== Exercise task ==
Pull out every line of the listing below where "Dosyalar" appears.
** start of Dataset entries **
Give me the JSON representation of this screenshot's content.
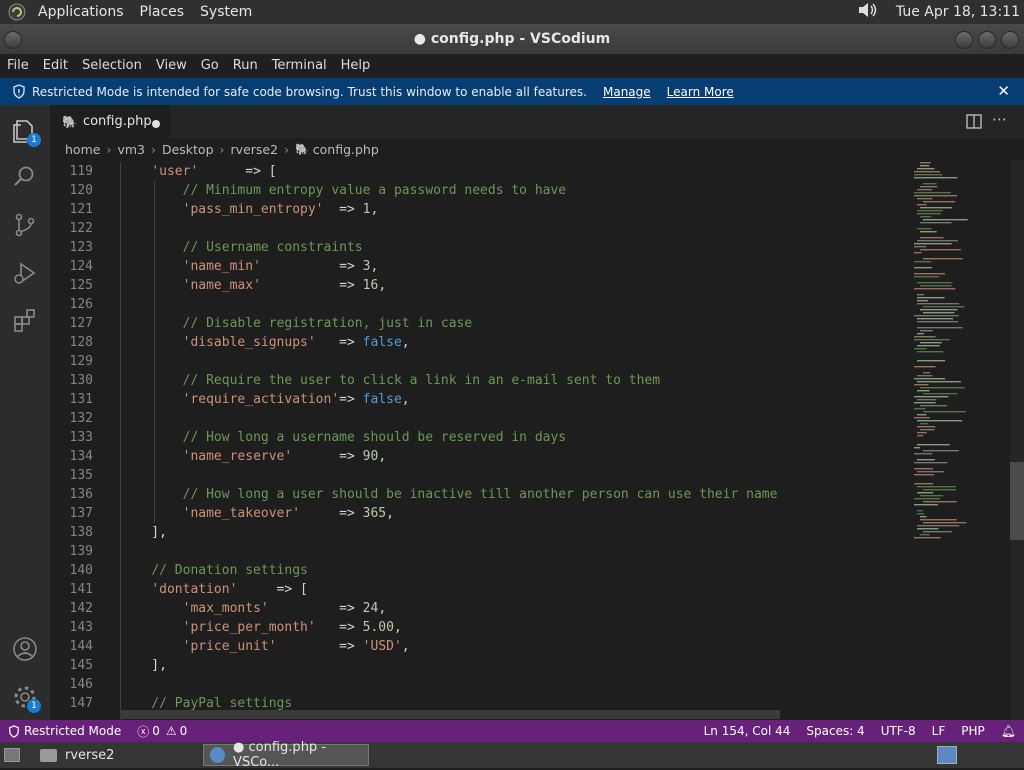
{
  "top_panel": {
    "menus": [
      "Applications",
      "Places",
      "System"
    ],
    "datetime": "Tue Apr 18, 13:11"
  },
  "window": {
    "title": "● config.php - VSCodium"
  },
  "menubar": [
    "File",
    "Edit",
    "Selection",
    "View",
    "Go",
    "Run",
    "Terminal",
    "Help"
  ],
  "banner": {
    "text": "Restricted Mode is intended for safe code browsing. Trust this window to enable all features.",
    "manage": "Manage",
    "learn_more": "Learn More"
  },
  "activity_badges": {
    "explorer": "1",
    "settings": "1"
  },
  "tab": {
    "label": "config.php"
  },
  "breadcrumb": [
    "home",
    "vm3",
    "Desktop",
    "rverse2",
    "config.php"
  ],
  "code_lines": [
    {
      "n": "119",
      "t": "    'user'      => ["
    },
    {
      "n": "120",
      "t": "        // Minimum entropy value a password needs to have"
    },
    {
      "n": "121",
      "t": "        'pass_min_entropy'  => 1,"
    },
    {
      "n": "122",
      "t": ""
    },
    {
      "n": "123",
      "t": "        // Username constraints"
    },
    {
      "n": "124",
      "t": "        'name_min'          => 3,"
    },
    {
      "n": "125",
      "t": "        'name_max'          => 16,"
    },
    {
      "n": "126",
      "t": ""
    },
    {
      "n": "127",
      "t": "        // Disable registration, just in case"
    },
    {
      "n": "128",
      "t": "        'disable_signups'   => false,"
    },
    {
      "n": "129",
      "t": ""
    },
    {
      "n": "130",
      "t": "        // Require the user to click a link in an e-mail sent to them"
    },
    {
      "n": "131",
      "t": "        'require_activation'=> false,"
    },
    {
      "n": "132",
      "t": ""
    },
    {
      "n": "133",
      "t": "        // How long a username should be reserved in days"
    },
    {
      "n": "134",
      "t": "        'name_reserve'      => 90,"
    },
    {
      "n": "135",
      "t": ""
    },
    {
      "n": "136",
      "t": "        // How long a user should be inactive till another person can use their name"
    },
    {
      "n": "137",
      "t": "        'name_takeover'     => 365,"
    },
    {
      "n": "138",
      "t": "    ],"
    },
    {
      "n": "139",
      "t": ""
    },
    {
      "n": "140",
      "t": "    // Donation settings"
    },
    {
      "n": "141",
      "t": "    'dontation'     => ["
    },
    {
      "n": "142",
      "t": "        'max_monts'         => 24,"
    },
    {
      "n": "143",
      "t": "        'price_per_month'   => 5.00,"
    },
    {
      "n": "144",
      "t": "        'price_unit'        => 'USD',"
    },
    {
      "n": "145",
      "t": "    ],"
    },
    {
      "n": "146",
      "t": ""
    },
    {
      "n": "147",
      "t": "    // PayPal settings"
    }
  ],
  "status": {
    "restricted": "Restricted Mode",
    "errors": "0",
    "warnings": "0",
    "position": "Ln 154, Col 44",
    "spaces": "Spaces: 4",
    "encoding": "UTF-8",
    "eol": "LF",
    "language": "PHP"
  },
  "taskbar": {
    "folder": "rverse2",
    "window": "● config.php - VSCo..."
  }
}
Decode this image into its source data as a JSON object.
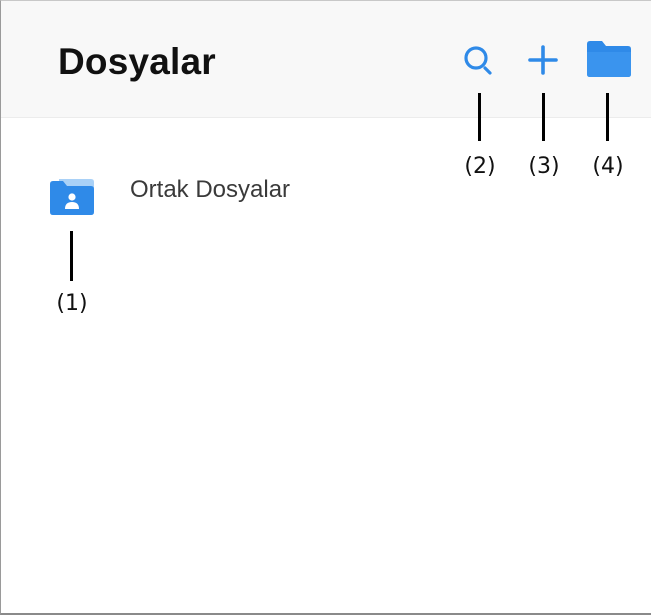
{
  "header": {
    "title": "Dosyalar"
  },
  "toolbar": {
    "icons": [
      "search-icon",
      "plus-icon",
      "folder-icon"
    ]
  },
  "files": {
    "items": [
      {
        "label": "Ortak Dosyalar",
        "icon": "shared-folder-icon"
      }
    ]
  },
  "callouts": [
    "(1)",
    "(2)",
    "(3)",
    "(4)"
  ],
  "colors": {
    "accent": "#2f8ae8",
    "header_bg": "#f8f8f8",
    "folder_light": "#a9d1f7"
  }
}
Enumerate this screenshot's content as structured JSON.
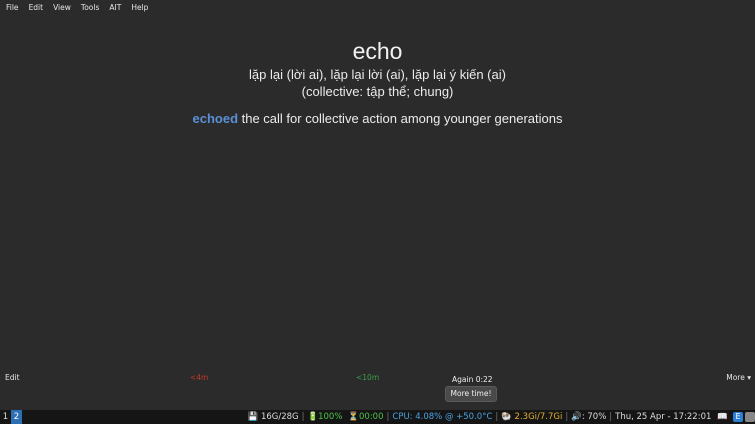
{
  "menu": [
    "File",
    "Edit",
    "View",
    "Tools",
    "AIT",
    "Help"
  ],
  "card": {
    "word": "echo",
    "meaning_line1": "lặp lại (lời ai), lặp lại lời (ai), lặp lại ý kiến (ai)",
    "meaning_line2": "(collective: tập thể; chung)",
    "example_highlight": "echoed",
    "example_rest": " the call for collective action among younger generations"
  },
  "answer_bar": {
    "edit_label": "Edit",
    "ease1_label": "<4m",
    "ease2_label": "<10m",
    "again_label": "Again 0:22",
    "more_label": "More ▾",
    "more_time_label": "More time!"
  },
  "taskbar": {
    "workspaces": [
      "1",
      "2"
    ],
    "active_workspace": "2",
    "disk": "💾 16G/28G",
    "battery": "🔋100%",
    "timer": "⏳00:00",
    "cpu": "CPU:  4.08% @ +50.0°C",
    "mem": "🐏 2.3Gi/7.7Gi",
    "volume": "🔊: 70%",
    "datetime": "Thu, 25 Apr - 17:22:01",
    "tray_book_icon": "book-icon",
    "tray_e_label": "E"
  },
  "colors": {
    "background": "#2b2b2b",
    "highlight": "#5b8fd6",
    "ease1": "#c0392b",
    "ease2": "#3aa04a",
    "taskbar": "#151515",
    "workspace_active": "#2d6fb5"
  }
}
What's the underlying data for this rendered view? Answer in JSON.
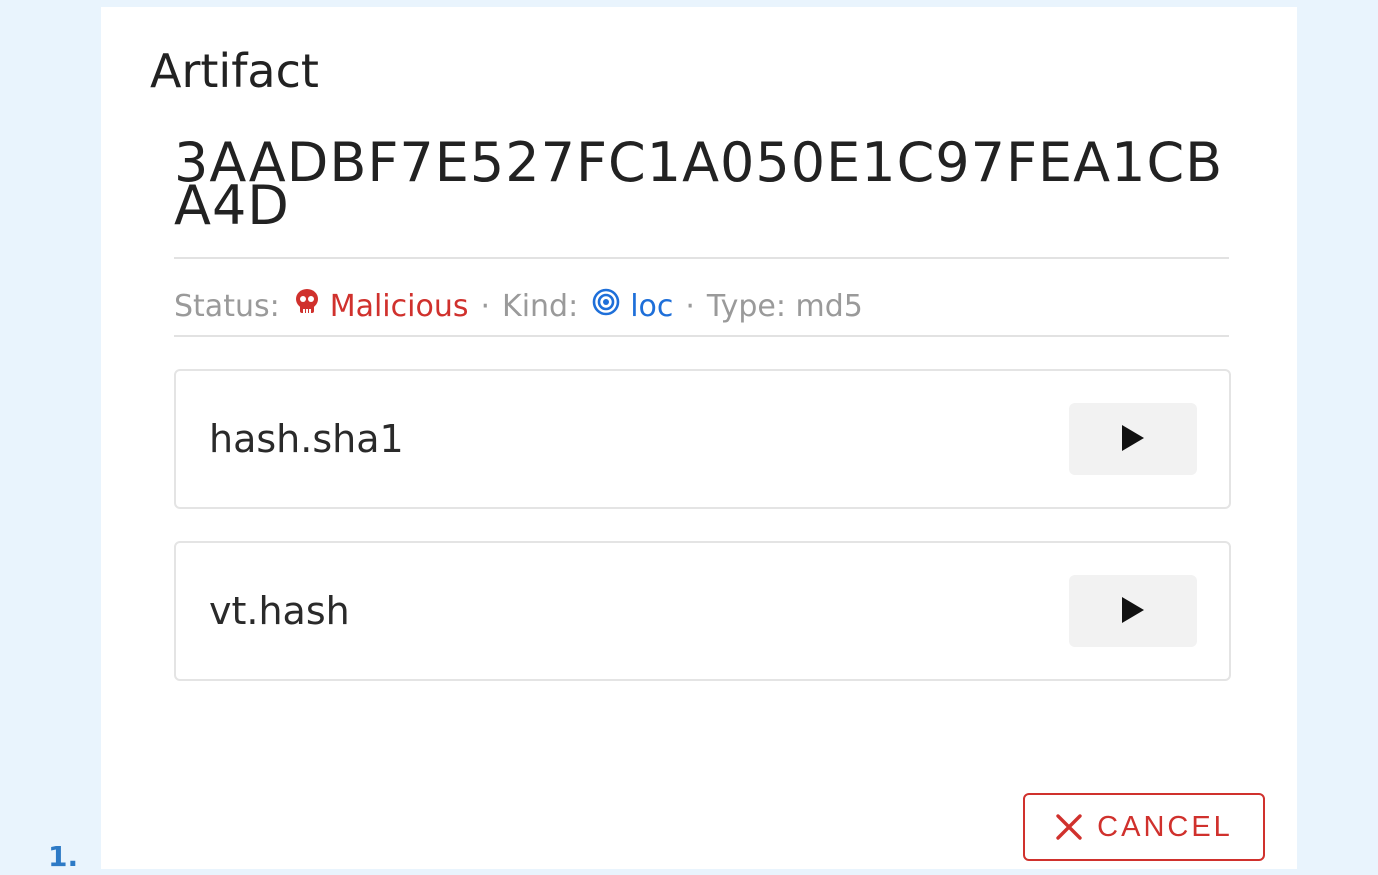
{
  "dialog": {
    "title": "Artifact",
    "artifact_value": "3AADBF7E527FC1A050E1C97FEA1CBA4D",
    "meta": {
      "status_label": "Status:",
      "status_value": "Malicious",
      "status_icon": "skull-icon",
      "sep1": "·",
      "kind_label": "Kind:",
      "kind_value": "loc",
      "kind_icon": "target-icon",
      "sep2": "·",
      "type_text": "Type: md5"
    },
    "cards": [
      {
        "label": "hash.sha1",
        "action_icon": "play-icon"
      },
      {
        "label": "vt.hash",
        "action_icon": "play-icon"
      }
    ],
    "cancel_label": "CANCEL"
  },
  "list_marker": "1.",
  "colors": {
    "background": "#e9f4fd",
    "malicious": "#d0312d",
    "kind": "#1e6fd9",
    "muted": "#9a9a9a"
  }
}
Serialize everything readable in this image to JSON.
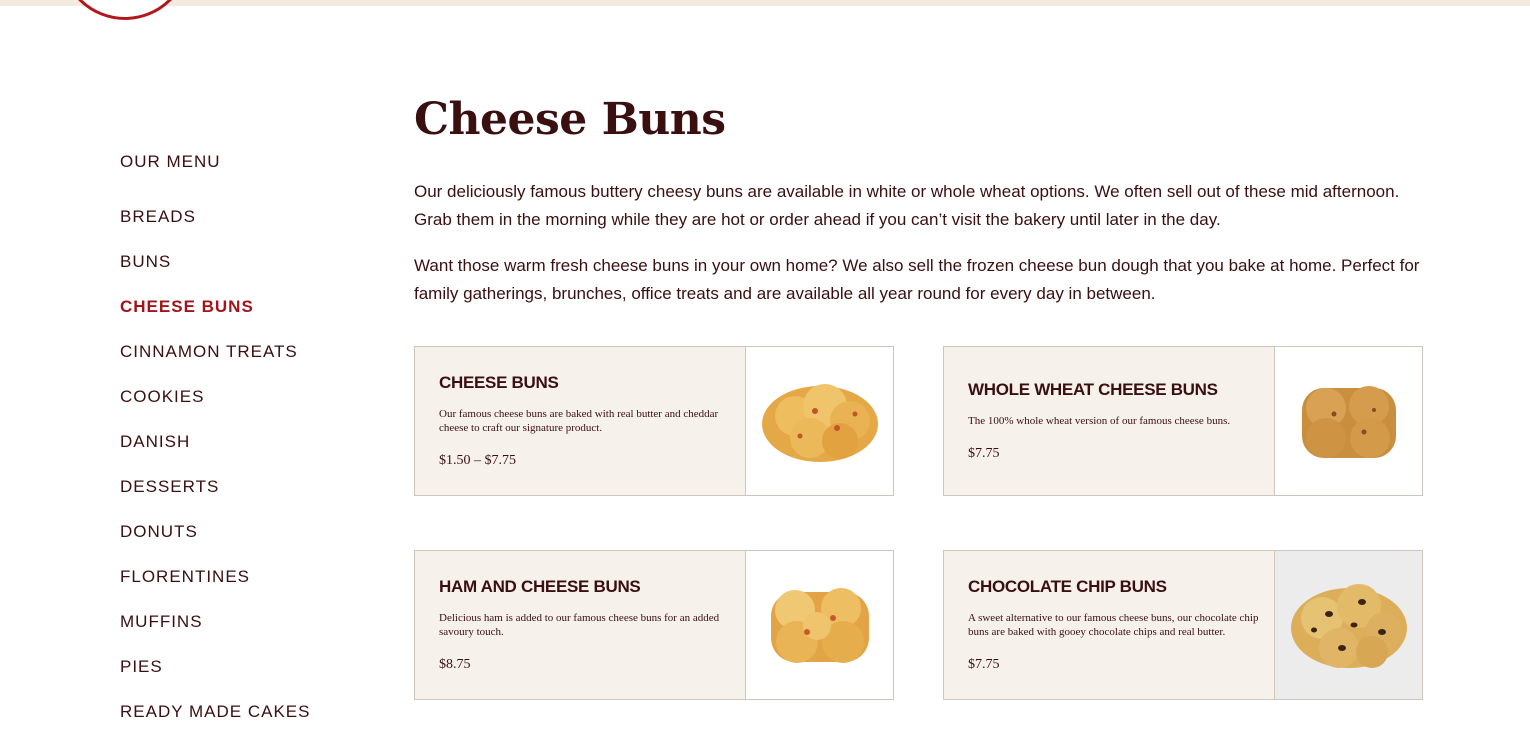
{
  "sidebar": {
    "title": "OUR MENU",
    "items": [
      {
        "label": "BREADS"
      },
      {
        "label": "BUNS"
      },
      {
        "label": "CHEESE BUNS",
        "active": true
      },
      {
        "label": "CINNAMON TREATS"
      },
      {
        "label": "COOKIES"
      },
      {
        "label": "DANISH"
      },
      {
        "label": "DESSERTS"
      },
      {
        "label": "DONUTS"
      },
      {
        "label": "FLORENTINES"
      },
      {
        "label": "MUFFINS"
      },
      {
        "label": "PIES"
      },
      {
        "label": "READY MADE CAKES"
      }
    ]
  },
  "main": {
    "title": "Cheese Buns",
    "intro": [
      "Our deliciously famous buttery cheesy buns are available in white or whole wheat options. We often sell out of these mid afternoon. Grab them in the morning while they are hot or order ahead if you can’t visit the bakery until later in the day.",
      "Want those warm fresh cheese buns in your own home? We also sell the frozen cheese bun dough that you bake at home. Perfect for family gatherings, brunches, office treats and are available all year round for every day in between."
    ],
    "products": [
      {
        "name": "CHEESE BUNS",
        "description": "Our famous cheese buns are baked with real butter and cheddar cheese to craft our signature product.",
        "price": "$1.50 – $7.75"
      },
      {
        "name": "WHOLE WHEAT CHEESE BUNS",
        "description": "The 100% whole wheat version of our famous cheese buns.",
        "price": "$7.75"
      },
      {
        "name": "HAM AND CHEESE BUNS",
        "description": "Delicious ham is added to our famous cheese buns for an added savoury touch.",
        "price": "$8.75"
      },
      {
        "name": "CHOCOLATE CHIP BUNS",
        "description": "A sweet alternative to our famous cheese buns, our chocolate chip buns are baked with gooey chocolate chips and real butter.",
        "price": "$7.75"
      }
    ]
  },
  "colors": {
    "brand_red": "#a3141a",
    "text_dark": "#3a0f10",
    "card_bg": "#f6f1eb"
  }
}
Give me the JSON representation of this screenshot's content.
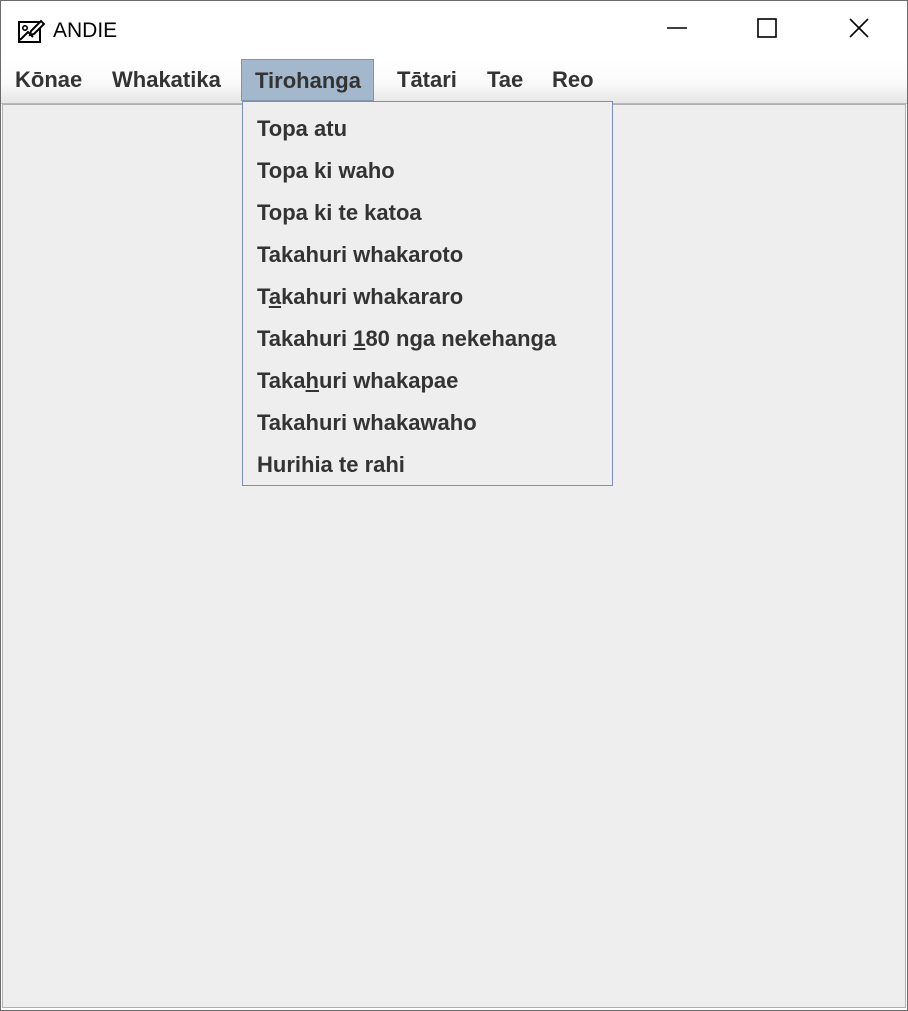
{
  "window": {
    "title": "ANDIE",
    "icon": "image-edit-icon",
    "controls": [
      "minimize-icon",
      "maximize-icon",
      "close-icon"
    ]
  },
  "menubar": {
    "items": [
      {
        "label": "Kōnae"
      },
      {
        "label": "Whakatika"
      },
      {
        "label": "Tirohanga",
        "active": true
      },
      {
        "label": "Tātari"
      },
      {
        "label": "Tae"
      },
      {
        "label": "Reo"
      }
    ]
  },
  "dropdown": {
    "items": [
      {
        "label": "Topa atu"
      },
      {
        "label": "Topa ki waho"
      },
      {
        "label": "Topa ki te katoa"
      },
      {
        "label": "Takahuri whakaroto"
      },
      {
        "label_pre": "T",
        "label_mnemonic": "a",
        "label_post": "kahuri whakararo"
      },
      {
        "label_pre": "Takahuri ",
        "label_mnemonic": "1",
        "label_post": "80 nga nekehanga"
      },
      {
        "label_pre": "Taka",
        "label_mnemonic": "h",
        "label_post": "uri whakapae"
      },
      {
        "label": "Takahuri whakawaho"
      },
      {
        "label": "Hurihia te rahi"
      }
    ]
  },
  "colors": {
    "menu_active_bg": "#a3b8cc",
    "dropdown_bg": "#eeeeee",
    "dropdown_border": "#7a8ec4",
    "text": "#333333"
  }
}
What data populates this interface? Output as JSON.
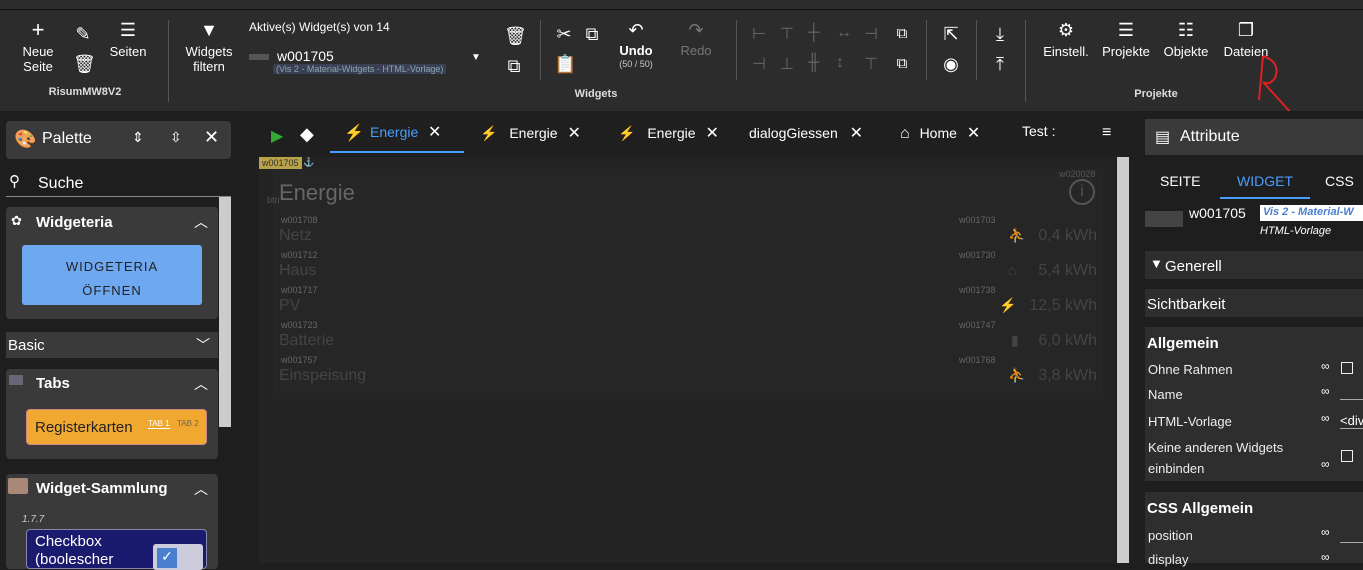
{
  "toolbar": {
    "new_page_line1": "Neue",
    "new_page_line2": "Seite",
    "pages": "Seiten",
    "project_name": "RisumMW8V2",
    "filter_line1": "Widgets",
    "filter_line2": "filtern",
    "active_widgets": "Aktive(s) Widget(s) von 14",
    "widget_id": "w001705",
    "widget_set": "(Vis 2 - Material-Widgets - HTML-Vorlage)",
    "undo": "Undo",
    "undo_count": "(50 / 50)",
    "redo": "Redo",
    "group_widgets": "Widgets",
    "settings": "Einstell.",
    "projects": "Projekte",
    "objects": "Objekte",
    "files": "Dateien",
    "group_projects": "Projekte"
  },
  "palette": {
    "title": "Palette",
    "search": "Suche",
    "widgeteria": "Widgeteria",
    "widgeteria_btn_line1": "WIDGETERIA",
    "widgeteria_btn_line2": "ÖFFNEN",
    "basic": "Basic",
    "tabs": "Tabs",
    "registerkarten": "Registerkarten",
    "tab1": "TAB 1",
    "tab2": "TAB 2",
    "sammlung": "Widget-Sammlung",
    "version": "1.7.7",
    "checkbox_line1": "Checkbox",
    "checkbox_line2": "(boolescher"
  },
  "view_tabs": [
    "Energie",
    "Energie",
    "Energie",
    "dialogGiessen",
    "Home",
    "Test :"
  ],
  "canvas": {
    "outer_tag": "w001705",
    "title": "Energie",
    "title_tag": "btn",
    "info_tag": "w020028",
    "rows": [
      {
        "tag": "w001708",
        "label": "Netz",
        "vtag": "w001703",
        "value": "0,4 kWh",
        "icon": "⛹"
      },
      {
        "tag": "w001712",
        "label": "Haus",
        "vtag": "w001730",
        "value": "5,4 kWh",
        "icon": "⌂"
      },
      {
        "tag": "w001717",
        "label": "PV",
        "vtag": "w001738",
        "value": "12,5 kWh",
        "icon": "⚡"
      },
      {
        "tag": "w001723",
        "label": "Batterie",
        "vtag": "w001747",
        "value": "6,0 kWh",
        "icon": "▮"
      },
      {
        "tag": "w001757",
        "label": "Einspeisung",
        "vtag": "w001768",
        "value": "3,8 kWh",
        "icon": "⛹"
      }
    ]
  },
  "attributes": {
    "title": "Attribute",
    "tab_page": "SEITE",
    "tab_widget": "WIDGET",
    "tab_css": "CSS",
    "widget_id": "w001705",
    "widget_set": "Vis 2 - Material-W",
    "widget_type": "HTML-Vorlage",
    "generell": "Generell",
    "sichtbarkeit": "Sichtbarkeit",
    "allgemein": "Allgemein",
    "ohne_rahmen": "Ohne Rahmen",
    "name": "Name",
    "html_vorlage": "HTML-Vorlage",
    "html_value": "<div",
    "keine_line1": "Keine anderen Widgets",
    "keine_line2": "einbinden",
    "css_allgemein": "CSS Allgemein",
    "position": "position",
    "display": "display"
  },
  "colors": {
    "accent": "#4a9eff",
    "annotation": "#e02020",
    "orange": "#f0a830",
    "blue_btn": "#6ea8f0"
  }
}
** end of Dataset entries **
== Task output ==
    "title": "Dosyalar"
        "label": "Ortak Dosyalar",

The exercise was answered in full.